**Entries taken from a collection:**

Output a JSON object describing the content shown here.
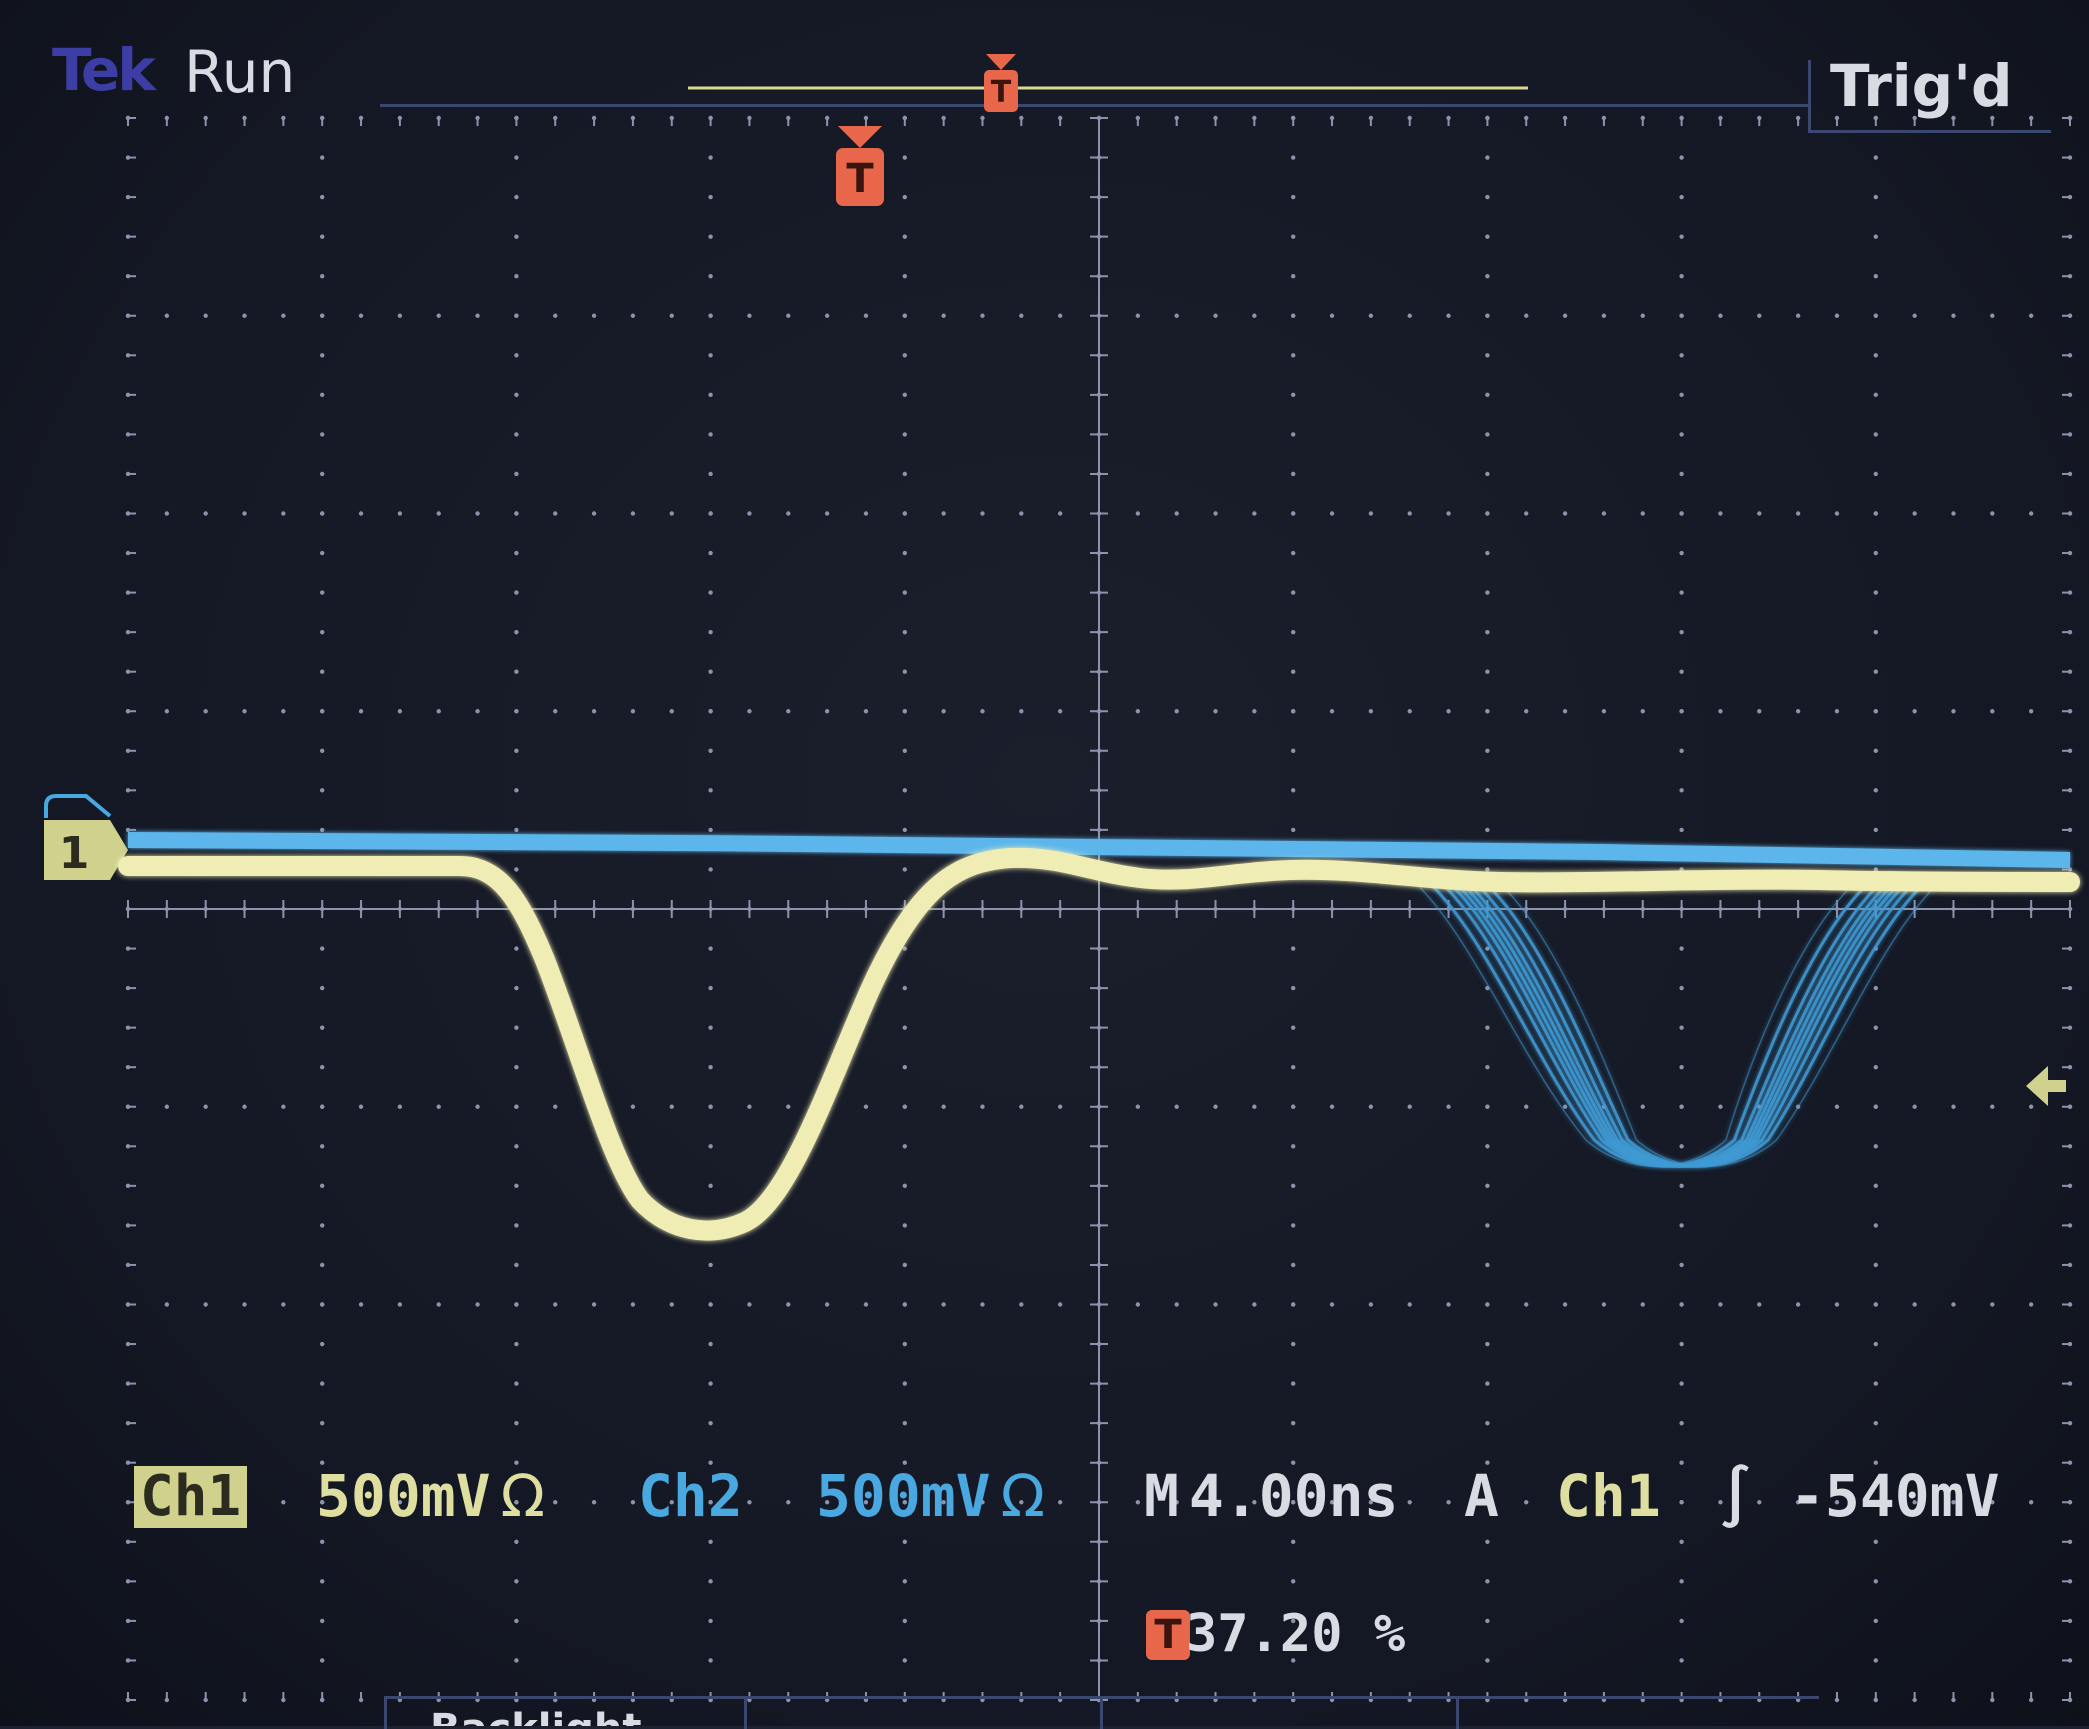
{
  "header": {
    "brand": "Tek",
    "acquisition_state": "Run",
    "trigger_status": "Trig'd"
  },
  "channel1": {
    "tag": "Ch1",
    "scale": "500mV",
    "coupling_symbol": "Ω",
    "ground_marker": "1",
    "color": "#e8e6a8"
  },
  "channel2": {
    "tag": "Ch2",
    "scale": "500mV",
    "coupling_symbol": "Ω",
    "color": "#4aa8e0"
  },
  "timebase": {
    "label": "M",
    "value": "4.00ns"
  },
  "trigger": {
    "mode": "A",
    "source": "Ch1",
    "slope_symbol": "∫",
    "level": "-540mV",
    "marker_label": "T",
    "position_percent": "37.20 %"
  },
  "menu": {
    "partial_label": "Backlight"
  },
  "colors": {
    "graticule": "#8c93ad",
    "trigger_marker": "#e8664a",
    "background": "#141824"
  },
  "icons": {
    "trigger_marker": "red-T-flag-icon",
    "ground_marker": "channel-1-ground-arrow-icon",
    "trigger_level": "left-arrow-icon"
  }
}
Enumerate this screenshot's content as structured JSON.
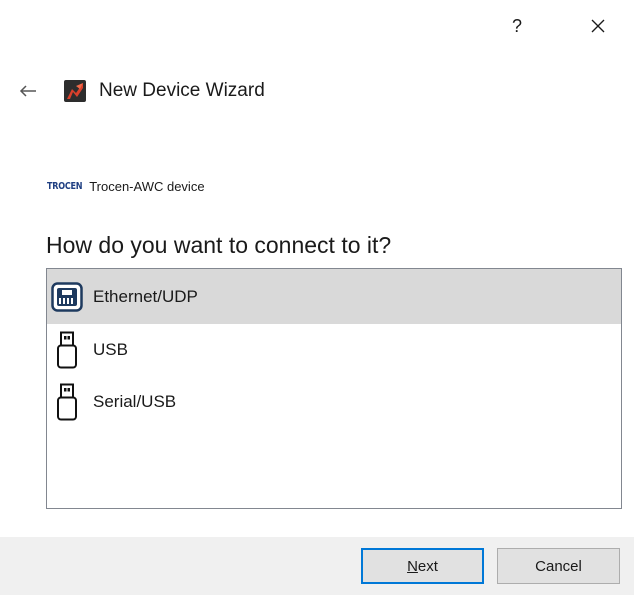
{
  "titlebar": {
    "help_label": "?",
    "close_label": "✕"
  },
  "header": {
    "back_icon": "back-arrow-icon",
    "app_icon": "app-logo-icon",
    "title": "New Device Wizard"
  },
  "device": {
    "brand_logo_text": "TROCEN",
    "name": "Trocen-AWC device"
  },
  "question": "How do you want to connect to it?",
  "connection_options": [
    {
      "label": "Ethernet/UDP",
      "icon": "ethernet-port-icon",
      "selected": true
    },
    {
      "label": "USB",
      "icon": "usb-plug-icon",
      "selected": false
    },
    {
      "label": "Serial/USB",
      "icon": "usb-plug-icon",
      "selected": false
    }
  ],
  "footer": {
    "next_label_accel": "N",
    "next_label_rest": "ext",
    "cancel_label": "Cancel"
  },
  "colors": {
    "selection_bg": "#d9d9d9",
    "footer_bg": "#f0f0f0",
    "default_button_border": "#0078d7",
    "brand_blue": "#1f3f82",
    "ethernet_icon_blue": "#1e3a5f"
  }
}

**Instructions for the task:** Restate the whole listing above exactly, please, omitting every image.

**Written answer:**
Output a JSON object describing the content shown here.
{
  "header": {
    "brand": "Tek",
    "acquisition_state": "Run",
    "trigger_status": "Trig'd"
  },
  "channel1": {
    "tag": "Ch1",
    "scale": "500mV",
    "coupling_symbol": "Ω",
    "ground_marker": "1",
    "color": "#e8e6a8"
  },
  "channel2": {
    "tag": "Ch2",
    "scale": "500mV",
    "coupling_symbol": "Ω",
    "color": "#4aa8e0"
  },
  "timebase": {
    "label": "M",
    "value": "4.00ns"
  },
  "trigger": {
    "mode": "A",
    "source": "Ch1",
    "slope_symbol": "∫",
    "level": "-540mV",
    "marker_label": "T",
    "position_percent": "37.20 %"
  },
  "menu": {
    "partial_label": "Backlight"
  },
  "colors": {
    "graticule": "#8c93ad",
    "trigger_marker": "#e8664a",
    "background": "#141824"
  },
  "icons": {
    "trigger_marker": "red-T-flag-icon",
    "ground_marker": "channel-1-ground-arrow-icon",
    "trigger_level": "left-arrow-icon"
  }
}
Enumerate this screenshot's content as structured JSON.
{
  "titlebar": {
    "help_label": "?",
    "close_label": "✕"
  },
  "header": {
    "back_icon": "back-arrow-icon",
    "app_icon": "app-logo-icon",
    "title": "New Device Wizard"
  },
  "device": {
    "brand_logo_text": "TROCEN",
    "name": "Trocen-AWC device"
  },
  "question": "How do you want to connect to it?",
  "connection_options": [
    {
      "label": "Ethernet/UDP",
      "icon": "ethernet-port-icon",
      "selected": true
    },
    {
      "label": "USB",
      "icon": "usb-plug-icon",
      "selected": false
    },
    {
      "label": "Serial/USB",
      "icon": "usb-plug-icon",
      "selected": false
    }
  ],
  "footer": {
    "next_label_accel": "N",
    "next_label_rest": "ext",
    "cancel_label": "Cancel"
  },
  "colors": {
    "selection_bg": "#d9d9d9",
    "footer_bg": "#f0f0f0",
    "default_button_border": "#0078d7",
    "brand_blue": "#1f3f82",
    "ethernet_icon_blue": "#1e3a5f"
  }
}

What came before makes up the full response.